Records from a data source
┌──

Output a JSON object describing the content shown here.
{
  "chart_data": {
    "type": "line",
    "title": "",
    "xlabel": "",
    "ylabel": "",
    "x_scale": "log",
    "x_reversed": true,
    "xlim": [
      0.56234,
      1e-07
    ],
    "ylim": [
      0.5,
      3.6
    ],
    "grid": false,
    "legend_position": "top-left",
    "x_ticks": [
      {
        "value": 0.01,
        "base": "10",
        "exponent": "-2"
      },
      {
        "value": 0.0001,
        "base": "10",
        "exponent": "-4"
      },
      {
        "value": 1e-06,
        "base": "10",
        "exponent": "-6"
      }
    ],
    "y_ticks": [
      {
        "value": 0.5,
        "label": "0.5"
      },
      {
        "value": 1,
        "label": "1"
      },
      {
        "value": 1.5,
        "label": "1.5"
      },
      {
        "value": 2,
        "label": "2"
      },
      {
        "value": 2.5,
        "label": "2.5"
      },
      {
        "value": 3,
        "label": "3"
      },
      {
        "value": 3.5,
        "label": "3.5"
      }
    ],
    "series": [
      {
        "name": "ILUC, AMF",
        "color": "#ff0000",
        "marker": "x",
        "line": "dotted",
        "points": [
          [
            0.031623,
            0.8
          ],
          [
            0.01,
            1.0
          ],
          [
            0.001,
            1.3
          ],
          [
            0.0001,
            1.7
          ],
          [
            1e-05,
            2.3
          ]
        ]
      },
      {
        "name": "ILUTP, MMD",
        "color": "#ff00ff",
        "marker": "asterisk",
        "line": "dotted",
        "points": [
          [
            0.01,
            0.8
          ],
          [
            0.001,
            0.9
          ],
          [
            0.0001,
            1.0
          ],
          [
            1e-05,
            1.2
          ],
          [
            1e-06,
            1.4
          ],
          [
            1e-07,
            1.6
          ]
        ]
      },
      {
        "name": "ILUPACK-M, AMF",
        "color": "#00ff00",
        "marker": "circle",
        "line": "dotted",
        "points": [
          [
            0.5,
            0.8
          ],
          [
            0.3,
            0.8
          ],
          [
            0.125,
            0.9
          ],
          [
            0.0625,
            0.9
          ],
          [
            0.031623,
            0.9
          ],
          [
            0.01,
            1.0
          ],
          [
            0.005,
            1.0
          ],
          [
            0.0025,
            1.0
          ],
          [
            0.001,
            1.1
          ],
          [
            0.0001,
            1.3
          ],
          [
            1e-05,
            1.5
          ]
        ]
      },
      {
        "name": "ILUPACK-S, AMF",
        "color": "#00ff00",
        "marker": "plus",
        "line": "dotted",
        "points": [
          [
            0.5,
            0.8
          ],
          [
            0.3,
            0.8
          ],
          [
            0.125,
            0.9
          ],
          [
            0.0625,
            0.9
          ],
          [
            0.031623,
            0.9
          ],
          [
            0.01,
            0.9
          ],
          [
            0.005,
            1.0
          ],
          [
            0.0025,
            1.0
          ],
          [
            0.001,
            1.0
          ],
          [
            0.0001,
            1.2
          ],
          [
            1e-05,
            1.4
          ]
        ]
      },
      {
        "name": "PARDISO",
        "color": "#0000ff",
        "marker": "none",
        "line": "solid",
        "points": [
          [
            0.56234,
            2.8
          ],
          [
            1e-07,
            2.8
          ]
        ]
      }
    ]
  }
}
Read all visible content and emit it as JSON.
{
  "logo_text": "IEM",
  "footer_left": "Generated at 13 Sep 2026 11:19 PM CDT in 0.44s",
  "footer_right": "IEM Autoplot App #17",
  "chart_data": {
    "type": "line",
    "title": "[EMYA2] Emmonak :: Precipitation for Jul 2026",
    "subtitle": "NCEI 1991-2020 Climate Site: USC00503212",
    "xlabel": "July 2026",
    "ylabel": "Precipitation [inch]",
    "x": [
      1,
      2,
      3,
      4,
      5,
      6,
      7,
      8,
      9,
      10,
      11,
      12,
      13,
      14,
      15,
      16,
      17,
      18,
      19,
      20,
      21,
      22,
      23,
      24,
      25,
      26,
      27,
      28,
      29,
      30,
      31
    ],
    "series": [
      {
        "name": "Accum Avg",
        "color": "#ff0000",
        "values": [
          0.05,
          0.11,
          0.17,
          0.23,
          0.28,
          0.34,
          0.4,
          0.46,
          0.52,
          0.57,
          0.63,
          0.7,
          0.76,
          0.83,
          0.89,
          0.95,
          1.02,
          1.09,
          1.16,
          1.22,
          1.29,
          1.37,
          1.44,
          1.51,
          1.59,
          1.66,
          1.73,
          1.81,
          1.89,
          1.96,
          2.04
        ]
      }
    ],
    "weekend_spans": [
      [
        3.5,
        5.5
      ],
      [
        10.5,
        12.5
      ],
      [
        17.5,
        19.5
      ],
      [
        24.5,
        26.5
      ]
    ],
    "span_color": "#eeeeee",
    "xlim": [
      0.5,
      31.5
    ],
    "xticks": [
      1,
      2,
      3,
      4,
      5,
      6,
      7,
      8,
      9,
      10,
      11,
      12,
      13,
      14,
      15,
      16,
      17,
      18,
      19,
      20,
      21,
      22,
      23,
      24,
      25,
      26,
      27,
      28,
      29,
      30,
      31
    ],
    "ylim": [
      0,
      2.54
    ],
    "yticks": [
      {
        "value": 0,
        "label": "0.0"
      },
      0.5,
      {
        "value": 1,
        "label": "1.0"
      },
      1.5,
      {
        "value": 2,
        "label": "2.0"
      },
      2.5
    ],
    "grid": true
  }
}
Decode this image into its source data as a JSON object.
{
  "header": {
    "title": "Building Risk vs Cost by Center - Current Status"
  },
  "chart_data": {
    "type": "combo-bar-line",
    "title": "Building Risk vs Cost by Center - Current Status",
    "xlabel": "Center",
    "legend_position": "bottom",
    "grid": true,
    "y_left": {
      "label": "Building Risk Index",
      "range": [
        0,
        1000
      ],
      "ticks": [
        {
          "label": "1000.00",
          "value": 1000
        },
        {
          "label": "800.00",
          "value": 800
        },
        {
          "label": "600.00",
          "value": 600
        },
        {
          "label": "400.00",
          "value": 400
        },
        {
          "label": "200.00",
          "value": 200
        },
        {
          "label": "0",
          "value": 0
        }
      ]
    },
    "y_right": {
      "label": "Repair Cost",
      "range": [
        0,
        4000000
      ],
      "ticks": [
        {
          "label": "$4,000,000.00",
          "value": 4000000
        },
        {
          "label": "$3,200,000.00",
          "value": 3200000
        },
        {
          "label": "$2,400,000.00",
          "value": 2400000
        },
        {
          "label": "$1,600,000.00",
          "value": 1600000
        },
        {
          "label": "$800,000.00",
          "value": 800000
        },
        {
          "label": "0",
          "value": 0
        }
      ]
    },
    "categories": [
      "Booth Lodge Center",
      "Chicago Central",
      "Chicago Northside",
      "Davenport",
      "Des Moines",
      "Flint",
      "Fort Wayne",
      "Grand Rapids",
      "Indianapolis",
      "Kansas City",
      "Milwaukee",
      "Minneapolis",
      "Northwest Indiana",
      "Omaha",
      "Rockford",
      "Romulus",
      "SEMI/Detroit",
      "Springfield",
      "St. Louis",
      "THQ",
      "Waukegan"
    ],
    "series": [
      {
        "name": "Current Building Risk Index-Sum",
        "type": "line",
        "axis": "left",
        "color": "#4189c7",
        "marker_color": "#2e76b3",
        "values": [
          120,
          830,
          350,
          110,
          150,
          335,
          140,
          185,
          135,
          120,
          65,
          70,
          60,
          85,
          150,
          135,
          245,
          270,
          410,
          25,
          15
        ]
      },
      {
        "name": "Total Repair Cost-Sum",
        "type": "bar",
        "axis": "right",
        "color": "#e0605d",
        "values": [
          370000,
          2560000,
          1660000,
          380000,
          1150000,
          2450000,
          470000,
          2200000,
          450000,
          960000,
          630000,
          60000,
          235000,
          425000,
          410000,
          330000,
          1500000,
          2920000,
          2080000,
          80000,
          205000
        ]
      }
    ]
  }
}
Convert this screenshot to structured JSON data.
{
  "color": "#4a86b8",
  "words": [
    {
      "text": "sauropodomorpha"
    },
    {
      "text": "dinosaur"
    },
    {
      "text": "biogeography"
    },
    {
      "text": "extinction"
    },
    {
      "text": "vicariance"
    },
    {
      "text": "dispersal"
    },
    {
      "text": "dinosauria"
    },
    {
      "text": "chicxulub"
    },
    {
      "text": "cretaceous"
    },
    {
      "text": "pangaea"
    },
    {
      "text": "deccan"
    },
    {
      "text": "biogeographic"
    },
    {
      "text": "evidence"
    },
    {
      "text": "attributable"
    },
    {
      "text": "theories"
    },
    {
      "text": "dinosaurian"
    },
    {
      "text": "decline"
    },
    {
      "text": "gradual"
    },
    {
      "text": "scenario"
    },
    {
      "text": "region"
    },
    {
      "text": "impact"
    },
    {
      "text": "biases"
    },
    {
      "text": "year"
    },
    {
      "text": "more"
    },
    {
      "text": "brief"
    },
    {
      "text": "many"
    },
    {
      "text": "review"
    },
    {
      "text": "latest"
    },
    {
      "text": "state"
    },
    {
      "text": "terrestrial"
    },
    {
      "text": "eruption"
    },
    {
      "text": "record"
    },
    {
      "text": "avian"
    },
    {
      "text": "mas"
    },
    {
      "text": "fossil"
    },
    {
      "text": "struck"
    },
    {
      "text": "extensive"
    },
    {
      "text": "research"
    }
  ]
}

└──

In the records above, locate each line with the word "Center". Copy all such lines.

» **RESULT**
    "title": "Building Risk vs Cost by Center - Current Status"
    "title": "Building Risk vs Cost by Center - Current Status",
    "xlabel": "Center",
      "Booth Lodge Center",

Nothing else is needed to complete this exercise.